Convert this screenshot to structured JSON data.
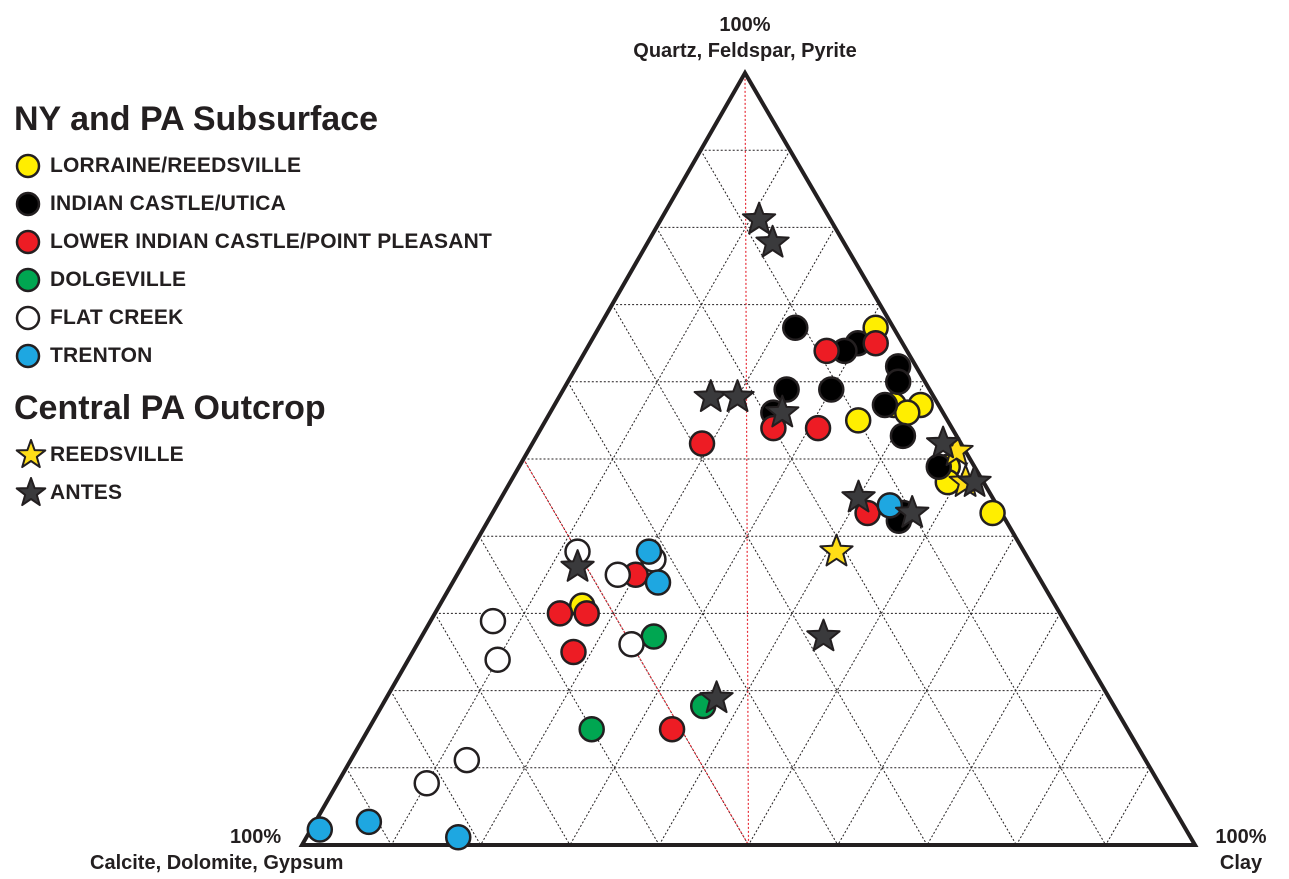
{
  "chart_data": {
    "type": "scatter",
    "subtype": "ternary",
    "vertices": {
      "top": {
        "pct": "100%",
        "name": "Quartz, Feldspar, Pyrite"
      },
      "left": {
        "pct": "100%",
        "name": "Calcite, Dolomite, Gypsum"
      },
      "right": {
        "pct": "100%",
        "name": "Clay"
      }
    },
    "grid": true,
    "grid_interval": 10,
    "highlight_triangle": {
      "qfp": [
        50,
        0,
        0
      ],
      "carb": [
        50,
        50,
        0
      ],
      "clay": [
        0,
        50,
        50
      ]
    },
    "legend": {
      "sections": [
        {
          "title": "NY and PA Subsurface",
          "items": [
            {
              "name": "LORRAINE/REEDSVILLE",
              "marker": "circle",
              "color": "#ffee00"
            },
            {
              "name": "INDIAN CASTLE/UTICA",
              "marker": "circle",
              "color": "#000000"
            },
            {
              "name": "LOWER INDIAN CASTLE/POINT PLEASANT",
              "marker": "circle",
              "color": "#ed1c24"
            },
            {
              "name": "DOLGEVILLE",
              "marker": "circle",
              "color": "#00a651"
            },
            {
              "name": "FLAT CREEK",
              "marker": "circle",
              "color": "#ffffff"
            },
            {
              "name": "TRENTON",
              "marker": "circle",
              "color": "#1ea7e1"
            }
          ]
        },
        {
          "title": "Central PA Outcrop",
          "items": [
            {
              "name": "REEDSVILLE",
              "marker": "star",
              "color": "#ffde17"
            },
            {
              "name": "ANTES",
              "marker": "star",
              "color": "#3a3a3c"
            }
          ]
        }
      ]
    },
    "series": [
      {
        "name": "LORRAINE/REEDSVILLE",
        "marker": "circle",
        "color": "#ffee00",
        "points": [
          {
            "qfp": 67,
            "carb": 2,
            "clay": 31
          },
          {
            "qfp": 57,
            "carb": 2,
            "clay": 41
          },
          {
            "qfp": 57,
            "carb": 5,
            "clay": 38
          },
          {
            "qfp": 56,
            "carb": 4,
            "clay": 40
          },
          {
            "qfp": 55,
            "carb": 10,
            "clay": 35
          },
          {
            "qfp": 49,
            "carb": 3,
            "clay": 48
          },
          {
            "qfp": 47,
            "carb": 4,
            "clay": 49
          },
          {
            "qfp": 43,
            "carb": 1,
            "clay": 56
          },
          {
            "qfp": 31,
            "carb": 53,
            "clay": 16
          }
        ]
      },
      {
        "name": "INDIAN CASTLE/UTICA",
        "marker": "circle",
        "color": "#000000",
        "points": [
          {
            "qfp": 67,
            "carb": 11,
            "clay": 22
          },
          {
            "qfp": 65,
            "carb": 5,
            "clay": 30
          },
          {
            "qfp": 64,
            "carb": 7,
            "clay": 29
          },
          {
            "qfp": 62,
            "carb": 2,
            "clay": 36
          },
          {
            "qfp": 60,
            "carb": 3,
            "clay": 37
          },
          {
            "qfp": 59,
            "carb": 11,
            "clay": 30
          },
          {
            "qfp": 59,
            "carb": 16,
            "clay": 25
          },
          {
            "qfp": 57,
            "carb": 6,
            "clay": 37
          },
          {
            "qfp": 56,
            "carb": 19,
            "clay": 25
          },
          {
            "qfp": 53,
            "carb": 6,
            "clay": 41
          },
          {
            "qfp": 49,
            "carb": 4,
            "clay": 47
          },
          {
            "qfp": 43,
            "carb": 11,
            "clay": 46
          },
          {
            "qfp": 42,
            "carb": 12,
            "clay": 46
          }
        ]
      },
      {
        "name": "LOWER INDIAN CASTLE/POINT PLEASANT",
        "marker": "circle",
        "color": "#ed1c24",
        "points": [
          {
            "qfp": 65,
            "carb": 3,
            "clay": 32
          },
          {
            "qfp": 64,
            "carb": 9,
            "clay": 27
          },
          {
            "qfp": 54,
            "carb": 15,
            "clay": 31
          },
          {
            "qfp": 54,
            "carb": 20,
            "clay": 26
          },
          {
            "qfp": 52,
            "carb": 29,
            "clay": 19
          },
          {
            "qfp": 43,
            "carb": 15,
            "clay": 42
          },
          {
            "qfp": 35,
            "carb": 45,
            "clay": 20
          },
          {
            "qfp": 30,
            "carb": 56,
            "clay": 14
          },
          {
            "qfp": 30,
            "carb": 53,
            "clay": 17
          },
          {
            "qfp": 25,
            "carb": 57,
            "clay": 18
          },
          {
            "qfp": 15,
            "carb": 51,
            "clay": 34
          }
        ]
      },
      {
        "name": "DOLGEVILLE",
        "marker": "circle",
        "color": "#00a651",
        "points": [
          {
            "qfp": 27,
            "carb": 47,
            "clay": 26
          },
          {
            "qfp": 18,
            "carb": 46,
            "clay": 36
          },
          {
            "qfp": 15,
            "carb": 60,
            "clay": 25
          }
        ]
      },
      {
        "name": "FLAT CREEK",
        "marker": "circle",
        "color": "#ffffff",
        "points": [
          {
            "qfp": 38,
            "carb": 50,
            "clay": 12
          },
          {
            "qfp": 37,
            "carb": 42,
            "clay": 21
          },
          {
            "qfp": 35,
            "carb": 47,
            "clay": 18
          },
          {
            "qfp": 29,
            "carb": 64,
            "clay": 7
          },
          {
            "qfp": 26,
            "carb": 50,
            "clay": 24
          },
          {
            "qfp": 24,
            "carb": 66,
            "clay": 10
          },
          {
            "qfp": 11,
            "carb": 76,
            "clay": 13
          },
          {
            "qfp": 8,
            "carb": 82,
            "clay": 10
          }
        ]
      },
      {
        "name": "TRENTON",
        "marker": "circle",
        "color": "#1ea7e1",
        "points": [
          {
            "qfp": 44,
            "carb": 12,
            "clay": 44
          },
          {
            "qfp": 38,
            "carb": 42,
            "clay": 20
          },
          {
            "qfp": 34,
            "carb": 43,
            "clay": 23
          },
          {
            "qfp": 2,
            "carb": 97,
            "clay": 1
          },
          {
            "qfp": 3,
            "carb": 91,
            "clay": 6
          },
          {
            "qfp": 1,
            "carb": 82,
            "clay": 17
          }
        ]
      },
      {
        "name": "REEDSVILLE",
        "marker": "star",
        "color": "#ffde17",
        "points": [
          {
            "qfp": 51,
            "carb": 1,
            "clay": 48
          },
          {
            "qfp": 47,
            "carb": 2,
            "clay": 51
          },
          {
            "qfp": 38,
            "carb": 21,
            "clay": 41
          }
        ]
      },
      {
        "name": "ANTES",
        "marker": "star",
        "color": "#3a3a3c",
        "points": [
          {
            "qfp": 81,
            "carb": 8,
            "clay": 11
          },
          {
            "qfp": 78,
            "carb": 8,
            "clay": 14
          },
          {
            "qfp": 58,
            "carb": 25,
            "clay": 17
          },
          {
            "qfp": 58,
            "carb": 22,
            "clay": 20
          },
          {
            "qfp": 56,
            "carb": 18,
            "clay": 26
          },
          {
            "qfp": 52,
            "carb": 2,
            "clay": 46
          },
          {
            "qfp": 47,
            "carb": 1,
            "clay": 52
          },
          {
            "qfp": 45,
            "carb": 15,
            "clay": 40
          },
          {
            "qfp": 43,
            "carb": 10,
            "clay": 47
          },
          {
            "qfp": 36,
            "carb": 51,
            "clay": 13
          },
          {
            "qfp": 27,
            "carb": 28,
            "clay": 45
          },
          {
            "qfp": 19,
            "carb": 44,
            "clay": 37
          }
        ]
      }
    ]
  }
}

——————

REQUIREMENTS:
Identify each line containing the string "LORRAINE" and copy it out.

SOLUTION BELOW:
              "name": "LORRAINE/REEDSVILLE",
        "name": "LORRAINE/REEDSVILLE",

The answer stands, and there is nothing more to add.